» DO THIS: Say how many lines include the word "pressure", using only a number.
::: TASK INPUTS
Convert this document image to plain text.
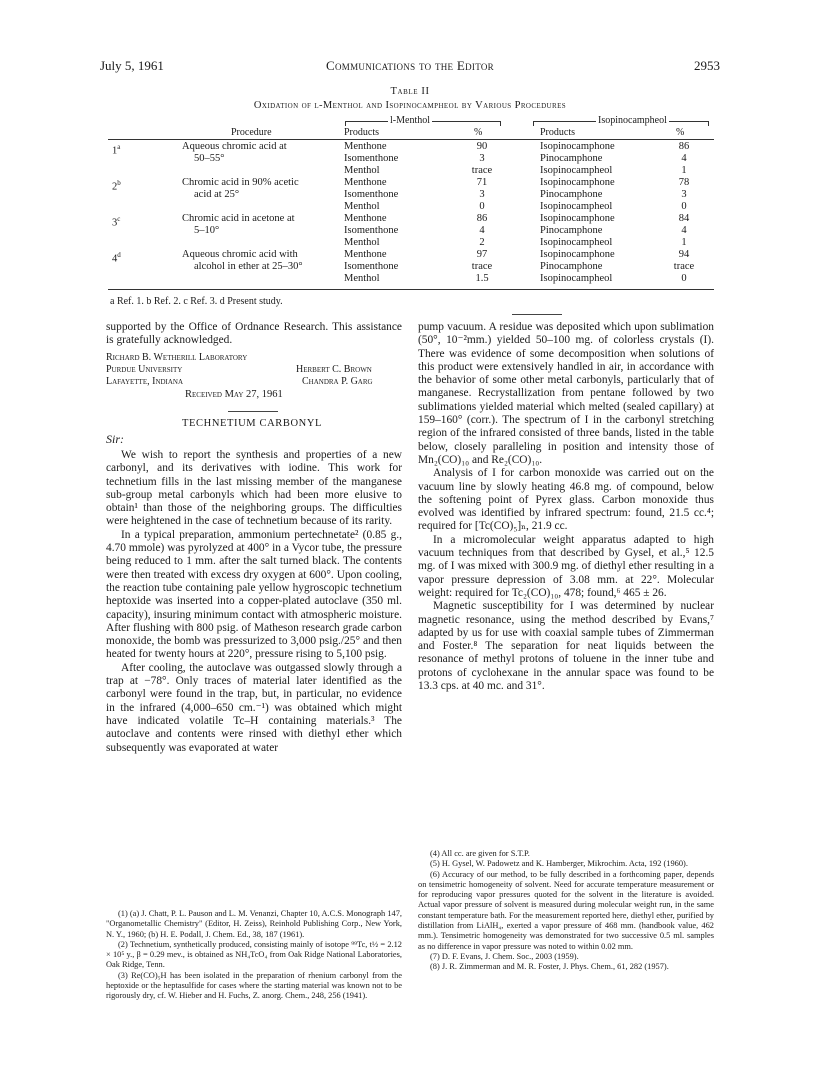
July 5, 1961	Communications to the Editor	2953
Table II
Oxidation of l-Menthol and Isopinocampheol by Various Procedures
l-Menthol	Isopinocampheol
Procedure	Products	%	Products	%
1$^a$	Aqueous chromic acid at
50–55°
Menthone	90	Isopinocamphone	86
Isomenthone	3	Pinocamphone	4
Menthol	trace	Isopinocampheol	1
2$^b$	Chromic acid in 90% acetic
acid at 25°
Menthone	71	Isopinocamphone	78
Isomenthone	3	Pinocamphone	3
Menthol	0	Isopinocampheol	0
3$^c$	Chromic acid in acetone at
5–10°
Menthone	86	Isopinocamphone	84
Isomenthone	4	Pinocamphone	4
Menthol	2	Isopinocampheol	1
4$^d$	Aqueous chromic acid with
alcohol in ether at 25–30°
Menthone	97	Isopinocamphone	94
Isomenthone	trace	Pinocamphone	trace
Menthol	1.5	Isopinocampheol	0
a Ref. 1. b Ref. 2. c Ref. 3. d Present study.

supported by the Office of Ordnance Research. This assistance is gratefully acknowledged.

Richard B. Wetherill Laboratory
Purdue University
Lafayette, Indiana
Herbert C. Brown
Chandra P. Garg
Received May 27, 1961
TECHNETIUM CARBONYL
Sir:

We wish to report the synthesis and properties of a new carbonyl, and its derivatives with iodine. This work for technetium fills in the last missing member of the manganese sub-group metal carbonyls which had been more elusive to obtain¹ than those of the neighboring groups. The difficulties were heightened in the case of technetium because of its rarity.

In a typical preparation, ammonium pertechnetate² (0.85 g., 4.70 mmole) was pyrolyzed at 400° in a Vycor tube, the pressure being reduced to 1 mm. after the salt turned black. The contents were then treated with excess dry oxygen at 600°. Upon cooling, the reaction tube containing pale yellow hygroscopic technetium heptoxide was inserted into a copper-plated autoclave (350 ml. capacity), insuring minimum contact with atmospheric moisture. After flushing with 800 psig. of Matheson research grade carbon monoxide, the bomb was pressurized to 3,000 psig./25° and then heated for twenty hours at 220°, pressure rising to 5,100 psig.

After cooling, the autoclave was outgassed slowly through a trap at −78°. Only traces of material later identified as the carbonyl were found in the trap, but, in particular, no evidence in the infrared (4,000–650 cm.⁻¹) was obtained which might have indicated volatile Tc–H containing materials.³ The autoclave and contents were rinsed with diethyl ether which subsequently was evaporated at water

(1) (a) J. Chatt, P. L. Pauson and L. M. Venanzi, Chapter 10, A.C.S. Monograph 147, "Organometallic Chemistry" (Editor, H. Zeiss), Reinhold Publishing Corp., New York, N. Y., 1960; (b) H. E. Podall, J. Chem. Ed., 38, 187 (1961).

(2) Technetium, synthetically produced, consisting mainly of isotope ⁹⁹Tc, t½ = 2.12 × 10⁵ y., β = 0.29 mev., is obtained as NH₄TcO₄ from Oak Ridge National Laboratories, Oak Ridge, Tenn.

(3) Re(CO)₅H has been isolated in the preparation of rhenium carbonyl from the heptoxide or the heptasulfide for cases where the starting material was known not to be rigorously dry, cf. W. Hieber and H. Fuchs, Z. anorg. Chem., 248, 256 (1941).

pump vacuum. A residue was deposited which upon sublimation (50°, 10⁻²mm.) yielded 50–100 mg. of colorless crystals (I). There was evidence of some decomposition when solutions of this product were extensively handled in air, in accordance with the behavior of some other metal carbonyls, particularly that of manganese. Recrystallization from pentane followed by two sublimations yielded material which melted (sealed capillary) at 159–160° (corr.). The spectrum of I in the carbonyl stretching region of the infrared consisted of three bands, listed in the table below, closely paralleling in position and intensity those of Mn₂(CO)₁₀ and Re₂(CO)₁₀.

Analysis of I for carbon monoxide was carried out on the vacuum line by slowly heating 46.8 mg. of compound, below the softening point of Pyrex glass. Carbon monoxide thus evolved was identified by infrared spectrum: found, 21.5 cc.⁴; required for [Tc(CO)₅]ₙ, 21.9 cc.

In a micromolecular weight apparatus adapted to high vacuum techniques from that described by Gysel, et al.,⁵ 12.5 mg. of I was mixed with 300.9 mg. of diethyl ether resulting in a vapor pressure depression of 3.08 mm. at 22°. Molecular weight: required for Tc₂(CO)₁₀, 478; found,⁶ 465 ± 26.

Magnetic susceptibility for I was determined by nuclear magnetic resonance, using the method described by Evans,⁷ adapted by us for use with coaxial sample tubes of Zimmerman and Foster.⁸ The separation for neat liquids between the resonance of methyl protons of toluene in the inner tube and protons of cyclohexane in the annular space was found to be 13.3 cps. at 40 mc. and 31°.

(4) All cc. are given for S.T.P.

(5) H. Gysel, W. Padowetz and K. Hamberger, Mikrochim. Acta, 192 (1960).

(6) Accuracy of our method, to be fully described in a forthcoming paper, depends on tensimetric homogeneity of solvent. Need for accurate temperature measurement or for reproducing vapor pressures quoted for the solvent in the literature is avoided. Actual vapor pressure of solvent is measured during molecular weight run, in the same constant temperature bath. For the measurement reported here, diethyl ether, purified by distillation from LiAlH₄, exerted a vapor pressure of 468 mm. (handbook value, 462 mm.). Tensimetric homogeneity was demonstrated for two successive 0.5 ml. samples as no difference in vapor pressure was noted to within 0.02 mm.

(7) D. F. Evans, J. Chem. Soc., 2003 (1959).

(8) J. R. Zimmerman and M. R. Foster, J. Phys. Chem., 61, 282 (1957).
::::::
» ANSWER: 3